• _Task details_
Reproduce the lines of the material exactly, excluding every image.
********************
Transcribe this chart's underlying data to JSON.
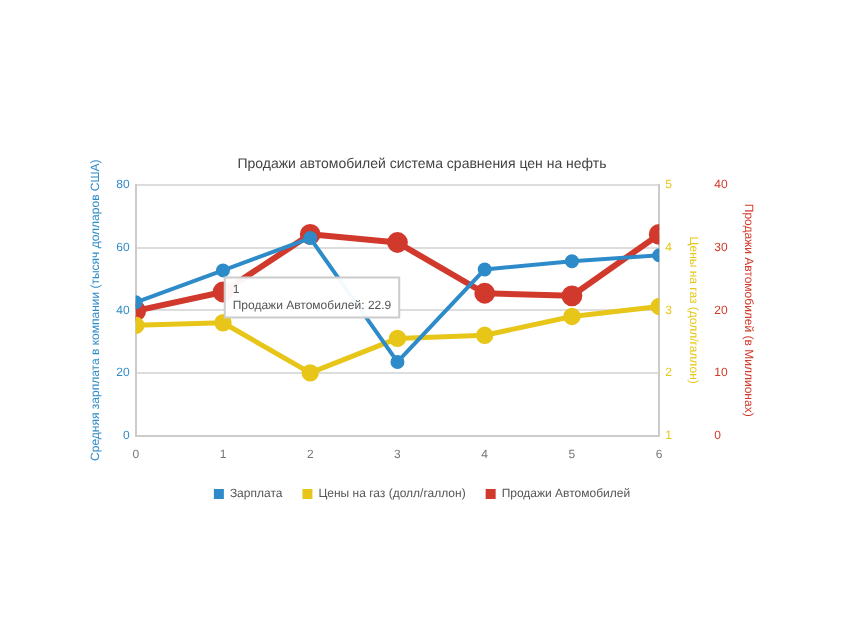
{
  "chart_data": {
    "type": "line",
    "title": "Продажи автомобилей система сравнения цен на нефть",
    "ylabel": "Средняя зарплата в компании (тысяч долларов США)",
    "y2label": "Цены на газ (долл/галлон)",
    "y3label": "Продажи Автомобилей (в Миллионах)",
    "x": [
      0,
      1,
      2,
      3,
      4,
      5,
      6
    ],
    "xlim": [
      0,
      6
    ],
    "xticks": [
      0,
      1,
      2,
      3,
      4,
      5,
      6
    ],
    "ylim": [
      0,
      80
    ],
    "yticks": [
      0,
      20,
      40,
      60,
      80
    ],
    "y2lim": [
      1,
      5
    ],
    "y2ticks": [
      1,
      2,
      3,
      4,
      5
    ],
    "y3lim": [
      0,
      40
    ],
    "y3ticks": [
      0,
      10,
      20,
      30,
      40
    ],
    "series": [
      {
        "name": "Зарплата",
        "color": "#2e8bc9",
        "values": [
          42.5,
          52.7,
          63,
          23.5,
          53,
          55.6,
          57.5
        ]
      },
      {
        "name": "Цены на газ (долл/галлон)",
        "color": "#e8c619",
        "axis": "y2",
        "values": [
          2.76,
          2.8,
          2.0,
          2.55,
          2.6,
          2.9,
          3.06
        ]
      },
      {
        "name": "Продажи Автомобилей",
        "color": "#d0392b",
        "axis": "y3",
        "values": [
          19.9,
          22.9,
          32.1,
          30.8,
          22.7,
          22.3,
          32.1
        ]
      }
    ],
    "annotations": [
      "1",
      "Продажи Автомобилей: 22.9"
    ],
    "grid": "y",
    "legend": "bottom",
    "marker": "circle",
    "line_style": "solid"
  }
}
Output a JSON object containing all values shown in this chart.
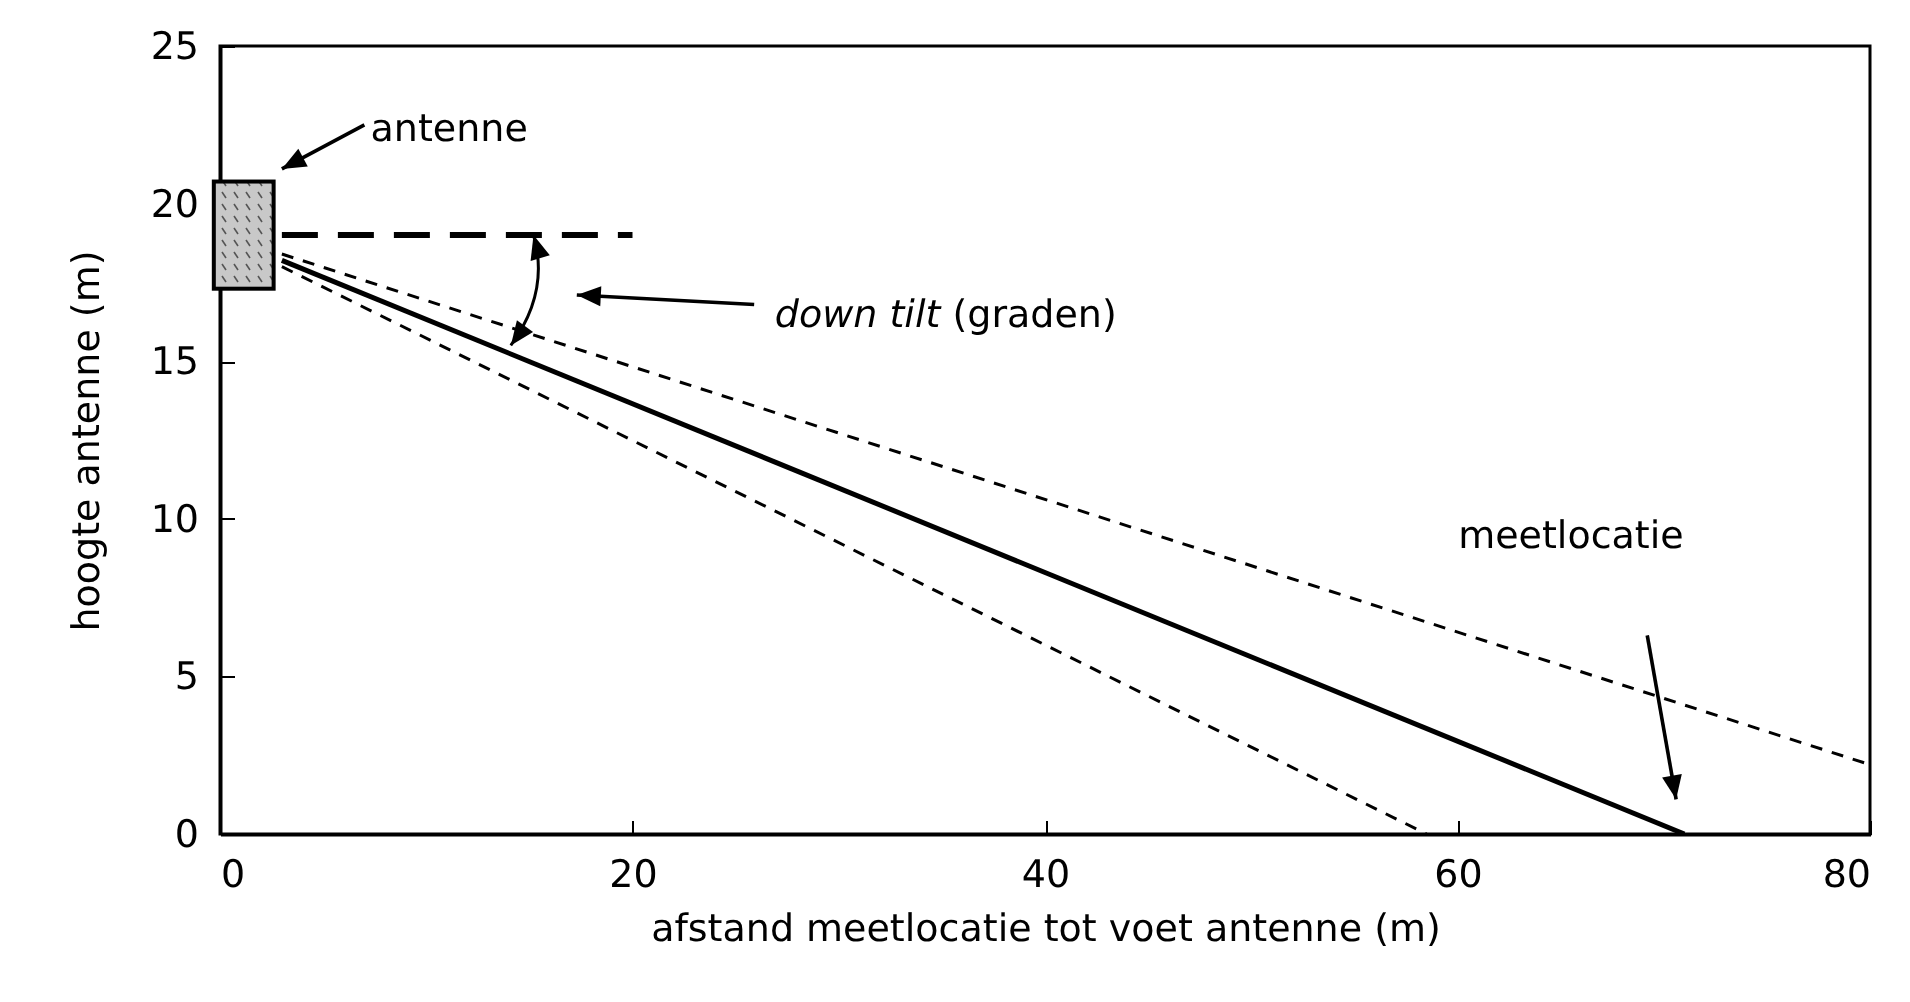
{
  "chart_data": {
    "type": "line",
    "xlabel": "afstand meetlocatie tot voet antenne (m)",
    "ylabel": "hoogte antenne (m)",
    "xlim": [
      0,
      80
    ],
    "xticks": [
      0,
      20,
      40,
      60,
      80
    ],
    "ylim": [
      0,
      25
    ],
    "yticks": [
      0,
      5,
      10,
      15,
      20,
      25
    ],
    "grid": false,
    "legend": false,
    "marker": "none",
    "series": [
      {
        "color": "#000000",
        "line_style": "solid",
        "x": [
          3,
          71
        ],
        "values": [
          18.2,
          0
        ]
      },
      {
        "color": "#000000",
        "line_style": "dashed",
        "x": [
          3,
          80
        ],
        "values": [
          18.4,
          2.2
        ]
      },
      {
        "color": "#000000",
        "line_style": "dashed",
        "x": [
          3,
          58.5
        ],
        "values": [
          18,
          0
        ]
      },
      {
        "color": "#000000",
        "line_style": "dashed",
        "x": [
          3,
          20
        ],
        "values": [
          19,
          19
        ]
      }
    ],
    "annotations": [
      "antenne",
      "down tilt (graden)",
      "meetlocatie"
    ]
  }
}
********************
• _The reply_
Transcribe this chart's underlying data to JSON.
{
  "chart_data": {
    "type": "line",
    "title": "Продажи автомобилей система сравнения цен на нефть",
    "ylabel": "Средняя зарплата в компании (тысяч долларов США)",
    "y2label": "Цены на газ (долл/галлон)",
    "y3label": "Продажи Автомобилей (в Миллионах)",
    "x": [
      0,
      1,
      2,
      3,
      4,
      5,
      6
    ],
    "xlim": [
      0,
      6
    ],
    "xticks": [
      0,
      1,
      2,
      3,
      4,
      5,
      6
    ],
    "ylim": [
      0,
      80
    ],
    "yticks": [
      0,
      20,
      40,
      60,
      80
    ],
    "y2lim": [
      1,
      5
    ],
    "y2ticks": [
      1,
      2,
      3,
      4,
      5
    ],
    "y3lim": [
      0,
      40
    ],
    "y3ticks": [
      0,
      10,
      20,
      30,
      40
    ],
    "series": [
      {
        "name": "Зарплата",
        "color": "#2e8bc9",
        "values": [
          42.5,
          52.7,
          63,
          23.5,
          53,
          55.6,
          57.5
        ]
      },
      {
        "name": "Цены на газ (долл/галлон)",
        "color": "#e8c619",
        "axis": "y2",
        "values": [
          2.76,
          2.8,
          2.0,
          2.55,
          2.6,
          2.9,
          3.06
        ]
      },
      {
        "name": "Продажи Автомобилей",
        "color": "#d0392b",
        "axis": "y3",
        "values": [
          19.9,
          22.9,
          32.1,
          30.8,
          22.7,
          22.3,
          32.1
        ]
      }
    ],
    "annotations": [
      "1",
      "Продажи Автомобилей: 22.9"
    ],
    "grid": "y",
    "legend": "bottom",
    "marker": "circle",
    "line_style": "solid"
  }
}
Output a JSON object containing all values shown in this chart.
{
  "chart_data": {
    "type": "line",
    "xlabel": "afstand meetlocatie tot voet antenne (m)",
    "ylabel": "hoogte antenne (m)",
    "xlim": [
      0,
      80
    ],
    "xticks": [
      0,
      20,
      40,
      60,
      80
    ],
    "ylim": [
      0,
      25
    ],
    "yticks": [
      0,
      5,
      10,
      15,
      20,
      25
    ],
    "grid": false,
    "legend": false,
    "marker": "none",
    "series": [
      {
        "color": "#000000",
        "line_style": "solid",
        "x": [
          3,
          71
        ],
        "values": [
          18.2,
          0
        ]
      },
      {
        "color": "#000000",
        "line_style": "dashed",
        "x": [
          3,
          80
        ],
        "values": [
          18.4,
          2.2
        ]
      },
      {
        "color": "#000000",
        "line_style": "dashed",
        "x": [
          3,
          58.5
        ],
        "values": [
          18,
          0
        ]
      },
      {
        "color": "#000000",
        "line_style": "dashed",
        "x": [
          3,
          20
        ],
        "values": [
          19,
          19
        ]
      }
    ],
    "annotations": [
      "antenne",
      "down tilt (graden)",
      "meetlocatie"
    ]
  }
}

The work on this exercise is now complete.